┏━━

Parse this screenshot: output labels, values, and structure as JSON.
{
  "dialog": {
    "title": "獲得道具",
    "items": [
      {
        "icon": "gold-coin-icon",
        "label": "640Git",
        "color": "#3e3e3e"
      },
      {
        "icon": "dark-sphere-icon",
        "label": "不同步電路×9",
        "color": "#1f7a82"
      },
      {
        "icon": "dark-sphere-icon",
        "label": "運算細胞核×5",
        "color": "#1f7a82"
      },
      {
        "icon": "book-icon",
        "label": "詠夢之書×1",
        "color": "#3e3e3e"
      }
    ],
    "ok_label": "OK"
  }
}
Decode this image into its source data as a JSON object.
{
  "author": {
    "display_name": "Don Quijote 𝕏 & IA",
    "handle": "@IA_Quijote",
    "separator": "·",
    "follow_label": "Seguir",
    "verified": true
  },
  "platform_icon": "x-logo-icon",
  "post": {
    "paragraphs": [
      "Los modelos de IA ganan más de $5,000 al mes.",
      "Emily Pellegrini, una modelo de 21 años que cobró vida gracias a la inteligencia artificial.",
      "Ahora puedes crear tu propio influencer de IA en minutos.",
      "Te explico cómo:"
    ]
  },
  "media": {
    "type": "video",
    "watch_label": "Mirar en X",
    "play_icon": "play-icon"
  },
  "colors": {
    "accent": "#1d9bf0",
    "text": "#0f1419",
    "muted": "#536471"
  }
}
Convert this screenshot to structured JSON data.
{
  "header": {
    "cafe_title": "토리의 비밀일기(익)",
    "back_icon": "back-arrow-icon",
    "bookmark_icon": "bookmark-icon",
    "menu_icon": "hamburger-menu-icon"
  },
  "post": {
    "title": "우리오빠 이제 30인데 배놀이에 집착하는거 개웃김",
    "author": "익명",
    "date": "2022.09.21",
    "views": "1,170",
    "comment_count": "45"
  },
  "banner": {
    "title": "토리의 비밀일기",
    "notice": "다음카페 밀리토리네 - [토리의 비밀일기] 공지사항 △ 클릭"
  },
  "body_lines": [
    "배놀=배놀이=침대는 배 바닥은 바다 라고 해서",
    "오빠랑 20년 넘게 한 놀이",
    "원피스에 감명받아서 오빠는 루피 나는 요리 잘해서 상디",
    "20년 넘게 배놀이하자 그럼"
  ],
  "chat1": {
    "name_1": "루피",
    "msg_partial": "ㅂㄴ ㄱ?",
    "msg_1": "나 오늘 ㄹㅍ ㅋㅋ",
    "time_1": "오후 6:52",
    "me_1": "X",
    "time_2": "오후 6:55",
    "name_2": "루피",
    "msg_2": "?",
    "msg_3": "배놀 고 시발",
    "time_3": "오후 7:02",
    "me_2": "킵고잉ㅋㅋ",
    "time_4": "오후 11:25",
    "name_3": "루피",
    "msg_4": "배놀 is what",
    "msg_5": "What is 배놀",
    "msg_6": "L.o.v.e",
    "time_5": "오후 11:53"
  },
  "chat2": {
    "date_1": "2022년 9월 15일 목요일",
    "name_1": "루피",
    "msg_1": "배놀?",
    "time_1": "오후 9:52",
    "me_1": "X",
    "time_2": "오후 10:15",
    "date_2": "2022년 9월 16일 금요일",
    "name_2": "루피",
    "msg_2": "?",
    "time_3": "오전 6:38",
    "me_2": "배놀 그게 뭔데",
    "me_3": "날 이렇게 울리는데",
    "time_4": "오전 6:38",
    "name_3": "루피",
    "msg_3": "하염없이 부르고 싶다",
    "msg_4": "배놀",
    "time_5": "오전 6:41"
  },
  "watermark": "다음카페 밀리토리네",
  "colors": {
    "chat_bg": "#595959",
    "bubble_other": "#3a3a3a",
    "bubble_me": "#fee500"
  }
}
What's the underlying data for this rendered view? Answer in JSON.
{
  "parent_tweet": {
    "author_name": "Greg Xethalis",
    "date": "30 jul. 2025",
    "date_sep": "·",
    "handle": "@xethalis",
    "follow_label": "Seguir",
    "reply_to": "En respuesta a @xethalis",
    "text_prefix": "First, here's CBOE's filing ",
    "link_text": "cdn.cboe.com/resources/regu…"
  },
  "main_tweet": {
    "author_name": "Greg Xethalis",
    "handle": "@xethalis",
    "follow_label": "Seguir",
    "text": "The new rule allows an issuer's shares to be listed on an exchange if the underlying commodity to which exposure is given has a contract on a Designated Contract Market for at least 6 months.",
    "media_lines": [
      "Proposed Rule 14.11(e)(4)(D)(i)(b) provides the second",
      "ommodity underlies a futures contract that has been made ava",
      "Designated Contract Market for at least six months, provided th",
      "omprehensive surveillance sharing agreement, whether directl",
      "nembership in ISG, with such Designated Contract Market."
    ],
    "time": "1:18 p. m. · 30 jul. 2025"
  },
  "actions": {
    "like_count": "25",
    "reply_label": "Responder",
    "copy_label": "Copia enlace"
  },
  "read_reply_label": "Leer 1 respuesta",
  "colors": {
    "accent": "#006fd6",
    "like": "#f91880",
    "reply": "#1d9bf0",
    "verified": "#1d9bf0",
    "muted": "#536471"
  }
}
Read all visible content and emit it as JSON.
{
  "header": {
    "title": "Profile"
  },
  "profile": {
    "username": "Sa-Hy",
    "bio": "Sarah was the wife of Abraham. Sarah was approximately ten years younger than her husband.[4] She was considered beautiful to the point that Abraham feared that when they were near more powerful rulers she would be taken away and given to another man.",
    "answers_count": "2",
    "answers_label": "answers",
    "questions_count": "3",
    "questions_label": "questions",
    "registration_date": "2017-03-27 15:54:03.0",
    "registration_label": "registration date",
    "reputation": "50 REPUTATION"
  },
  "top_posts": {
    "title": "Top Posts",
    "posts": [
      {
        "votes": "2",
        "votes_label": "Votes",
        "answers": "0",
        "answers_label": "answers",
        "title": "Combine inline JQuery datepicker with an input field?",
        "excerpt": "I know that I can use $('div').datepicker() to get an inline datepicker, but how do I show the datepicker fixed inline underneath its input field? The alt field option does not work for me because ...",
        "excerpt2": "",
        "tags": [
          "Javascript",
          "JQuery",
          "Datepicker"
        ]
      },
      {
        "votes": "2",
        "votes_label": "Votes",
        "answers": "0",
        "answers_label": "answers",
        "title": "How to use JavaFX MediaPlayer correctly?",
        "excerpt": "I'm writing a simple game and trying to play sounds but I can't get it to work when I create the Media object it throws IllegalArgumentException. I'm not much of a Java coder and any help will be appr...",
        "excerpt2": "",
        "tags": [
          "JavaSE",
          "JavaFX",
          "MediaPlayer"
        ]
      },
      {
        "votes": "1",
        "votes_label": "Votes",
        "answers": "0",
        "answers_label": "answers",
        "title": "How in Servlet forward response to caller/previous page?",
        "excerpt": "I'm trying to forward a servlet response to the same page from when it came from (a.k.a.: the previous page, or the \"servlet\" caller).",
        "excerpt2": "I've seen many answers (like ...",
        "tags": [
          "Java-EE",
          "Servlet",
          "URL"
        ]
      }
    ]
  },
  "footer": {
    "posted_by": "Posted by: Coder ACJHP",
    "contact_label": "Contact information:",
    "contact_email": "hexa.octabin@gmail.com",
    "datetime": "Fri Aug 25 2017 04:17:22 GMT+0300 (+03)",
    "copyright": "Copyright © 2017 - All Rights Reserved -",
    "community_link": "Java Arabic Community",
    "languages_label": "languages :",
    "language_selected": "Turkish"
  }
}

┗━━

## Exercise requirements
Copy all the records above exactly, missing none.

## Result of this exercise
Parse this screenshot: output labels, values, and structure as JSON.
{
  "dialog": {
    "title": "獲得道具",
    "items": [
      {
        "icon": "gold-coin-icon",
        "label": "640Git",
        "color": "#3e3e3e"
      },
      {
        "icon": "dark-sphere-icon",
        "label": "不同步電路×9",
        "color": "#1f7a82"
      },
      {
        "icon": "dark-sphere-icon",
        "label": "運算細胞核×5",
        "color": "#1f7a82"
      },
      {
        "icon": "book-icon",
        "label": "詠夢之書×1",
        "color": "#3e3e3e"
      }
    ],
    "ok_label": "OK"
  }
}
Decode this image into its source data as a JSON object.
{
  "author": {
    "display_name": "Don Quijote 𝕏 & IA",
    "handle": "@IA_Quijote",
    "separator": "·",
    "follow_label": "Seguir",
    "verified": true
  },
  "platform_icon": "x-logo-icon",
  "post": {
    "paragraphs": [
      "Los modelos de IA ganan más de $5,000 al mes.",
      "Emily Pellegrini, una modelo de 21 años que cobró vida gracias a la inteligencia artificial.",
      "Ahora puedes crear tu propio influencer de IA en minutos.",
      "Te explico cómo:"
    ]
  },
  "media": {
    "type": "video",
    "watch_label": "Mirar en X",
    "play_icon": "play-icon"
  },
  "colors": {
    "accent": "#1d9bf0",
    "text": "#0f1419",
    "muted": "#536471"
  }
}
Convert this screenshot to structured JSON data.
{
  "header": {
    "cafe_title": "토리의 비밀일기(익)",
    "back_icon": "back-arrow-icon",
    "bookmark_icon": "bookmark-icon",
    "menu_icon": "hamburger-menu-icon"
  },
  "post": {
    "title": "우리오빠 이제 30인데 배놀이에 집착하는거 개웃김",
    "author": "익명",
    "date": "2022.09.21",
    "views": "1,170",
    "comment_count": "45"
  },
  "banner": {
    "title": "토리의 비밀일기",
    "notice": "다음카페 밀리토리네 - [토리의 비밀일기] 공지사항 △ 클릭"
  },
  "body_lines": [
    "배놀=배놀이=침대는 배 바닥은 바다 라고 해서",
    "오빠랑 20년 넘게 한 놀이",
    "원피스에 감명받아서 오빠는 루피 나는 요리 잘해서 상디",
    "20년 넘게 배놀이하자 그럼"
  ],
  "chat1": {
    "name_1": "루피",
    "msg_partial": "ㅂㄴ ㄱ?",
    "msg_1": "나 오늘 ㄹㅍ ㅋㅋ",
    "time_1": "오후 6:52",
    "me_1": "X",
    "time_2": "오후 6:55",
    "name_2": "루피",
    "msg_2": "?",
    "msg_3": "배놀 고 시발",
    "time_3": "오후 7:02",
    "me_2": "킵고잉ㅋㅋ",
    "time_4": "오후 11:25",
    "name_3": "루피",
    "msg_4": "배놀 is what",
    "msg_5": "What is 배놀",
    "msg_6": "L.o.v.e",
    "time_5": "오후 11:53"
  },
  "chat2": {
    "date_1": "2022년 9월 15일 목요일",
    "name_1": "루피",
    "msg_1": "배놀?",
    "time_1": "오후 9:52",
    "me_1": "X",
    "time_2": "오후 10:15",
    "date_2": "2022년 9월 16일 금요일",
    "name_2": "루피",
    "msg_2": "?",
    "time_3": "오전 6:38",
    "me_2": "배놀 그게 뭔데",
    "me_3": "날 이렇게 울리는데",
    "time_4": "오전 6:38",
    "name_3": "루피",
    "msg_3": "하염없이 부르고 싶다",
    "msg_4": "배놀",
    "time_5": "오전 6:41"
  },
  "watermark": "다음카페 밀리토리네",
  "colors": {
    "chat_bg": "#595959",
    "bubble_other": "#3a3a3a",
    "bubble_me": "#fee500"
  }
}
What's the underlying data for this rendered view? Answer in JSON.
{
  "parent_tweet": {
    "author_name": "Greg Xethalis",
    "date": "30 jul. 2025",
    "date_sep": "·",
    "handle": "@xethalis",
    "follow_label": "Seguir",
    "reply_to": "En respuesta a @xethalis",
    "text_prefix": "First, here's CBOE's filing ",
    "link_text": "cdn.cboe.com/resources/regu…"
  },
  "main_tweet": {
    "author_name": "Greg Xethalis",
    "handle": "@xethalis",
    "follow_label": "Seguir",
    "text": "The new rule allows an issuer's shares to be listed on an exchange if the underlying commodity to which exposure is given has a contract on a Designated Contract Market for at least 6 months.",
    "media_lines": [
      "Proposed Rule 14.11(e)(4)(D)(i)(b) provides the second",
      "ommodity underlies a futures contract that has been made ava",
      "Designated Contract Market for at least six months, provided th",
      "omprehensive surveillance sharing agreement, whether directl",
      "nembership in ISG, with such Designated Contract Market."
    ],
    "time": "1:18 p. m. · 30 jul. 2025"
  },
  "actions": {
    "like_count": "25",
    "reply_label": "Responder",
    "copy_label": "Copia enlace"
  },
  "read_reply_label": "Leer 1 respuesta",
  "colors": {
    "accent": "#006fd6",
    "like": "#f91880",
    "reply": "#1d9bf0",
    "verified": "#1d9bf0",
    "muted": "#536471"
  }
}
Read all visible content and emit it as JSON.
{
  "header": {
    "title": "Profile"
  },
  "profile": {
    "username": "Sa-Hy",
    "bio": "Sarah was the wife of Abraham. Sarah was approximately ten years younger than her husband.[4] She was considered beautiful to the point that Abraham feared that when they were near more powerful rulers she would be taken away and given to another man.",
    "answers_count": "2",
    "answers_label": "answers",
    "questions_count": "3",
    "questions_label": "questions",
    "registration_date": "2017-03-27 15:54:03.0",
    "registration_label": "registration date",
    "reputation": "50 REPUTATION"
  },
  "top_posts": {
    "title": "Top Posts",
    "posts": [
      {
        "votes": "2",
        "votes_label": "Votes",
        "answers": "0",
        "answers_label": "answers",
        "title": "Combine inline JQuery datepicker with an input field?",
        "excerpt": "I know that I can use $('div').datepicker() to get an inline datepicker, but how do I show the datepicker fixed inline underneath its input field? The alt field option does not work for me because ...",
        "excerpt2": "",
        "tags": [
          "Javascript",
          "JQuery",
          "Datepicker"
        ]
      },
      {
        "votes": "2",
        "votes_label": "Votes",
        "answers": "0",
        "answers_label": "answers",
        "title": "How to use JavaFX MediaPlayer correctly?",
        "excerpt": "I'm writing a simple game and trying to play sounds but I can't get it to work when I create the Media object it throws IllegalArgumentException. I'm not much of a Java coder and any help will be appr...",
        "excerpt2": "",
        "tags": [
          "JavaSE",
          "JavaFX",
          "MediaPlayer"
        ]
      },
      {
        "votes": "1",
        "votes_label": "Votes",
        "answers": "0",
        "answers_label": "answers",
        "title": "How in Servlet forward response to caller/previous page?",
        "excerpt": "I'm trying to forward a servlet response to the same page from when it came from (a.k.a.: the previous page, or the \"servlet\" caller).",
        "excerpt2": "I've seen many answers (like ...",
        "tags": [
          "Java-EE",
          "Servlet",
          "URL"
        ]
      }
    ]
  },
  "footer": {
    "posted_by": "Posted by: Coder ACJHP",
    "contact_label": "Contact information:",
    "contact_email": "hexa.octabin@gmail.com",
    "datetime": "Fri Aug 25 2017 04:17:22 GMT+0300 (+03)",
    "copyright": "Copyright © 2017 - All Rights Reserved -",
    "community_link": "Java Arabic Community",
    "languages_label": "languages :",
    "language_selected": "Turkish"
  }
}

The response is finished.